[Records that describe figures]
============================================================

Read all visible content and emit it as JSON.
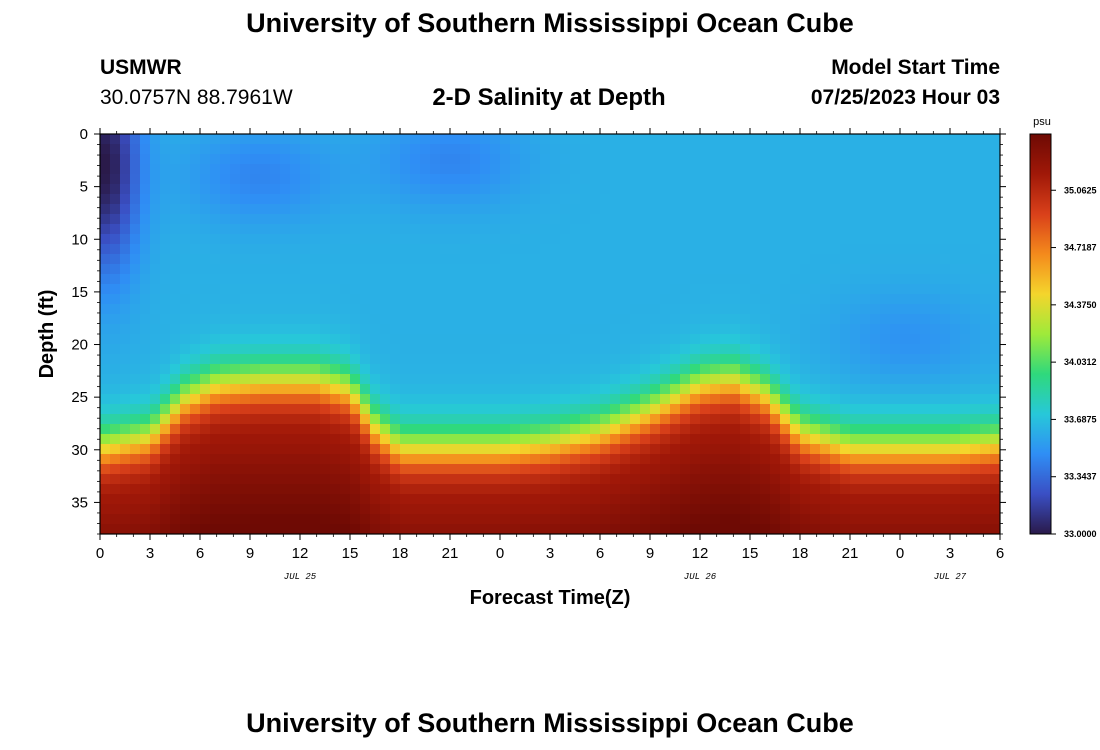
{
  "header": {
    "title": "University of Southern Mississippi Ocean Cube",
    "station": "USMWR",
    "coords": "30.0757N  88.7961W",
    "chart_title": "2-D Salinity at Depth",
    "model_label": "Model Start Time",
    "model_time": "07/25/2023 Hour 03"
  },
  "footer": {
    "title": "University of Southern Mississippi Ocean Cube"
  },
  "chart_data": {
    "type": "heatmap",
    "title": "2-D Salinity at Depth",
    "xlabel": "Forecast Time(Z)",
    "ylabel": "Depth (ft)",
    "x_tick_labels": [
      "0",
      "3",
      "6",
      "9",
      "12",
      "15",
      "18",
      "21",
      "0",
      "3",
      "6",
      "9",
      "12",
      "15",
      "18",
      "21",
      "0",
      "3",
      "6"
    ],
    "x_range_hours": [
      0,
      54
    ],
    "date_labels": [
      {
        "text": "JUL 25",
        "hour": 12
      },
      {
        "text": "JUL 26",
        "hour": 36
      },
      {
        "text": "JUL 27",
        "hour": 51
      }
    ],
    "y_ticks": [
      0,
      5,
      10,
      15,
      20,
      25,
      30,
      35
    ],
    "y_range_ft": [
      0,
      38
    ],
    "colorbar": {
      "unit": "psu",
      "min": 33.0,
      "max": 35.4,
      "labels": [
        "35.0625",
        "34.7187",
        "34.3750",
        "34.0312",
        "33.6875",
        "33.3437",
        "33.0000"
      ],
      "colors": [
        "#2a1a4a",
        "#3a4fc4",
        "#2f8ef5",
        "#27c8d9",
        "#2fd97c",
        "#9fea3a",
        "#f4d52c",
        "#f48a1c",
        "#d9401a",
        "#a01808",
        "#6e0a04"
      ]
    },
    "halocline_depth_ft": [
      {
        "hour": 0,
        "depth": 30.0
      },
      {
        "hour": 3,
        "depth": 29.0
      },
      {
        "hour": 5,
        "depth": 25.5
      },
      {
        "hour": 7,
        "depth": 24.0
      },
      {
        "hour": 10,
        "depth": 23.6
      },
      {
        "hour": 13,
        "depth": 23.6
      },
      {
        "hour": 15,
        "depth": 24.5
      },
      {
        "hour": 16.5,
        "depth": 28.0
      },
      {
        "hour": 18,
        "depth": 30.0
      },
      {
        "hour": 21,
        "depth": 30.0
      },
      {
        "hour": 24,
        "depth": 30.0
      },
      {
        "hour": 27,
        "depth": 29.5
      },
      {
        "hour": 30,
        "depth": 28.5
      },
      {
        "hour": 33,
        "depth": 26.5
      },
      {
        "hour": 36,
        "depth": 24.0
      },
      {
        "hour": 38,
        "depth": 23.5
      },
      {
        "hour": 40,
        "depth": 25.0
      },
      {
        "hour": 42,
        "depth": 28.5
      },
      {
        "hour": 45,
        "depth": 30.0
      },
      {
        "hour": 48,
        "depth": 30.0
      },
      {
        "hour": 51,
        "depth": 30.0
      },
      {
        "hour": 54,
        "depth": 29.5
      }
    ],
    "fresh_patches": [
      {
        "hour": 0.3,
        "depth": 3.0,
        "salinity": 33.0
      },
      {
        "hour": 9.5,
        "depth": 4.0,
        "salinity": 33.45
      },
      {
        "hour": 21.0,
        "depth": 2.5,
        "salinity": 33.45
      },
      {
        "hour": 48.5,
        "depth": 19.5,
        "salinity": 33.5
      }
    ]
  }
}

============================================================

List the lines of the entries that include "Southern".

    "title": "University of Southern Mississippi Ocean Cube",
    "title": "University of Southern Mississippi Ocean Cube"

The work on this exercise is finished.